* **Record list**:
>>

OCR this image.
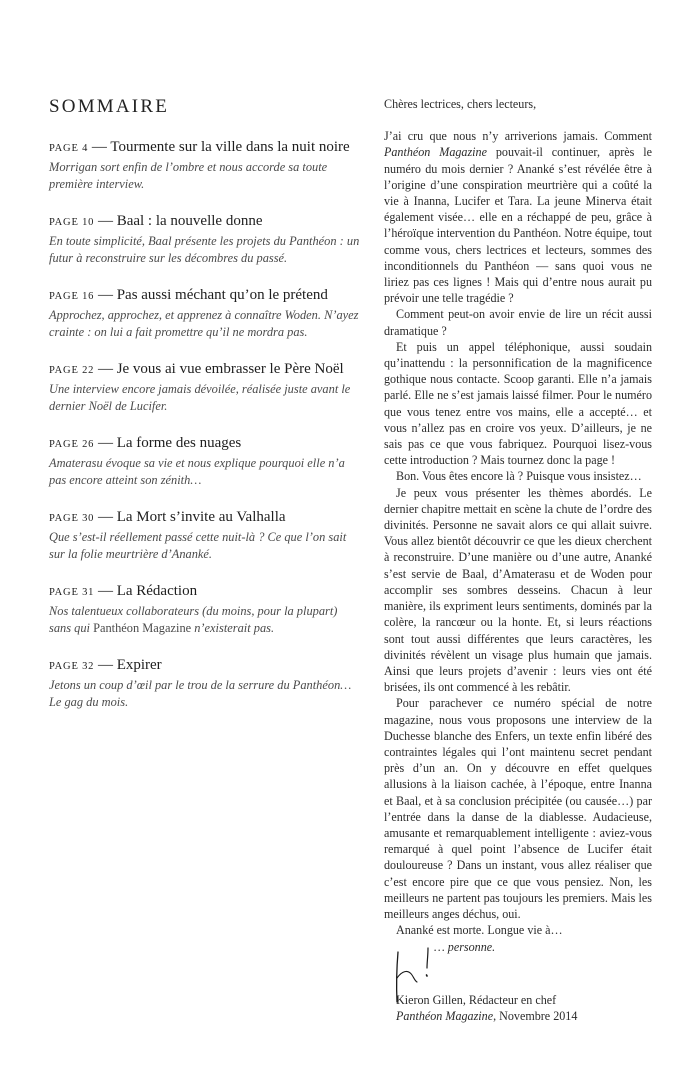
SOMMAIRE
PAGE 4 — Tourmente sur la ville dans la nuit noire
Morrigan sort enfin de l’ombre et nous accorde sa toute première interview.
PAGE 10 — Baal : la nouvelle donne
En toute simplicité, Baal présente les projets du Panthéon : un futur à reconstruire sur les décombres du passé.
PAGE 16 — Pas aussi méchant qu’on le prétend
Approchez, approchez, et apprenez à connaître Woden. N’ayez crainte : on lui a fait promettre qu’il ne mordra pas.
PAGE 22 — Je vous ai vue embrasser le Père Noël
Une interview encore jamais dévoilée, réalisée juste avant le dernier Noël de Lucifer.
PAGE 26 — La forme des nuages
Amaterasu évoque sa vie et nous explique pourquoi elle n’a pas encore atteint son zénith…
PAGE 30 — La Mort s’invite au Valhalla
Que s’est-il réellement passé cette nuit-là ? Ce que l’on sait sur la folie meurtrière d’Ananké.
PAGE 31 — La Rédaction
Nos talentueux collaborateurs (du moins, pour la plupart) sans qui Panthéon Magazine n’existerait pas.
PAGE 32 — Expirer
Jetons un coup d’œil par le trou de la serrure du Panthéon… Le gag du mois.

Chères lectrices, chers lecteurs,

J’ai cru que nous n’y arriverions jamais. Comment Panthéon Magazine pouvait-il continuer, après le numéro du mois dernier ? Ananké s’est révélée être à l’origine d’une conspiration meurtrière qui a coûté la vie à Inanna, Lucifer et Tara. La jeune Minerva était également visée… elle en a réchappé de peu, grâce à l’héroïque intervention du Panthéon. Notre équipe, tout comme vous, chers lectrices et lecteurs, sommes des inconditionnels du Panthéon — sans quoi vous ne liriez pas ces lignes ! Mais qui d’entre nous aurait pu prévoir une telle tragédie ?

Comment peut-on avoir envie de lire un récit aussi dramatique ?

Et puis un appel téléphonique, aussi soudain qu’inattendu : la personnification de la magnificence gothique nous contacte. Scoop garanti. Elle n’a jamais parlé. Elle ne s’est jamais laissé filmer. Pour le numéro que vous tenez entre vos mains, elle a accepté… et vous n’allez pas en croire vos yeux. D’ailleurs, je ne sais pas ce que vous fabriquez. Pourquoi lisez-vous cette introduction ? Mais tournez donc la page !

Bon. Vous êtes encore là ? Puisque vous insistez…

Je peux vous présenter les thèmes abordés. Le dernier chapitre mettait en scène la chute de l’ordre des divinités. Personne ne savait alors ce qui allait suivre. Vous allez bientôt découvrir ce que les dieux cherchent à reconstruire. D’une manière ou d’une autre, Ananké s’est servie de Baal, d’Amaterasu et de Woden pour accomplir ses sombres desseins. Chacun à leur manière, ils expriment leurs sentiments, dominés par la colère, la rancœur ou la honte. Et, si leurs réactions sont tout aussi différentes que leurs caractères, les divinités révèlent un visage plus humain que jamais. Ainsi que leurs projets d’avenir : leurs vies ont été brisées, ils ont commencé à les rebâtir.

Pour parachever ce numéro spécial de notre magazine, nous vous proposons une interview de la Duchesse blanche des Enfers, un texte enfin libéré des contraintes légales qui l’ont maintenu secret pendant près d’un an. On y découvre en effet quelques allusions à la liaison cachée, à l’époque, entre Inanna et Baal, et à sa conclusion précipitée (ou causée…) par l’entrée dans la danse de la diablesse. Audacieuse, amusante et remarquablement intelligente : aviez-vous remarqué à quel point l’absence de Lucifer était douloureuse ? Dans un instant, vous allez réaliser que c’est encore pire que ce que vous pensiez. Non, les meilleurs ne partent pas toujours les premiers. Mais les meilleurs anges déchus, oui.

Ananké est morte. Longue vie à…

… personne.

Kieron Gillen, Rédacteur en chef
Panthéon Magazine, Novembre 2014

<<

* **Set task**:
The records above are to be restated exactly, without their pictures.

* **Exercise response**:
OCR this image.
SOMMAIRE
PAGE 4 — Tourmente sur la ville dans la nuit noire
Morrigan sort enfin de l’ombre et nous accorde sa toute première interview.
PAGE 10 — Baal : la nouvelle donne
En toute simplicité, Baal présente les projets du Panthéon : un futur à reconstruire sur les décombres du passé.
PAGE 16 — Pas aussi méchant qu’on le prétend
Approchez, approchez, et apprenez à connaître Woden. N’ayez crainte : on lui a fait promettre qu’il ne mordra pas.
PAGE 22 — Je vous ai vue embrasser le Père Noël
Une interview encore jamais dévoilée, réalisée juste avant le dernier Noël de Lucifer.
PAGE 26 — La forme des nuages
Amaterasu évoque sa vie et nous explique pourquoi elle n’a pas encore atteint son zénith…
PAGE 30 — La Mort s’invite au Valhalla
Que s’est-il réellement passé cette nuit-là ? Ce que l’on sait sur la folie meurtrière d’Ananké.
PAGE 31 — La Rédaction
Nos talentueux collaborateurs (du moins, pour la plupart) sans qui Panthéon Magazine n’existerait pas.
PAGE 32 — Expirer
Jetons un coup d’œil par le trou de la serrure du Panthéon… Le gag du mois.

Chères lectrices, chers lecteurs,

J’ai cru que nous n’y arriverions jamais. Comment Panthéon Magazine pouvait-il continuer, après le numéro du mois dernier ? Ananké s’est révélée être à l’origine d’une conspiration meurtrière qui a coûté la vie à Inanna, Lucifer et Tara. La jeune Minerva était également visée… elle en a réchappé de peu, grâce à l’héroïque intervention du Panthéon. Notre équipe, tout comme vous, chers lectrices et lecteurs, sommes des inconditionnels du Panthéon — sans quoi vous ne liriez pas ces lignes ! Mais qui d’entre nous aurait pu prévoir une telle tragédie ?

Comment peut-on avoir envie de lire un récit aussi dramatique ?

Et puis un appel téléphonique, aussi soudain qu’inattendu : la personnification de la magnificence gothique nous contacte. Scoop garanti. Elle n’a jamais parlé. Elle ne s’est jamais laissé filmer. Pour le numéro que vous tenez entre vos mains, elle a accepté… et vous n’allez pas en croire vos yeux. D’ailleurs, je ne sais pas ce que vous fabriquez. Pourquoi lisez-vous cette introduction ? Mais tournez donc la page !

Bon. Vous êtes encore là ? Puisque vous insistez…

Je peux vous présenter les thèmes abordés. Le dernier chapitre mettait en scène la chute de l’ordre des divinités. Personne ne savait alors ce qui allait suivre. Vous allez bientôt découvrir ce que les dieux cherchent à reconstruire. D’une manière ou d’une autre, Ananké s’est servie de Baal, d’Amaterasu et de Woden pour accomplir ses sombres desseins. Chacun à leur manière, ils expriment leurs sentiments, dominés par la colère, la rancœur ou la honte. Et, si leurs réactions sont tout aussi différentes que leurs caractères, les divinités révèlent un visage plus humain que jamais. Ainsi que leurs projets d’avenir : leurs vies ont été brisées, ils ont commencé à les rebâtir.

Pour parachever ce numéro spécial de notre magazine, nous vous proposons une interview de la Duchesse blanche des Enfers, un texte enfin libéré des contraintes légales qui l’ont maintenu secret pendant près d’un an. On y découvre en effet quelques allusions à la liaison cachée, à l’époque, entre Inanna et Baal, et à sa conclusion précipitée (ou causée…) par l’entrée dans la danse de la diablesse. Audacieuse, amusante et remarquablement intelligente : aviez-vous remarqué à quel point l’absence de Lucifer était douloureuse ? Dans un instant, vous allez réaliser que c’est encore pire que ce que vous pensiez. Non, les meilleurs ne partent pas toujours les premiers. Mais les meilleurs anges déchus, oui.

Ananké est morte. Longue vie à…

… personne.

Kieron Gillen, Rédacteur en chef
Panthéon Magazine, Novembre 2014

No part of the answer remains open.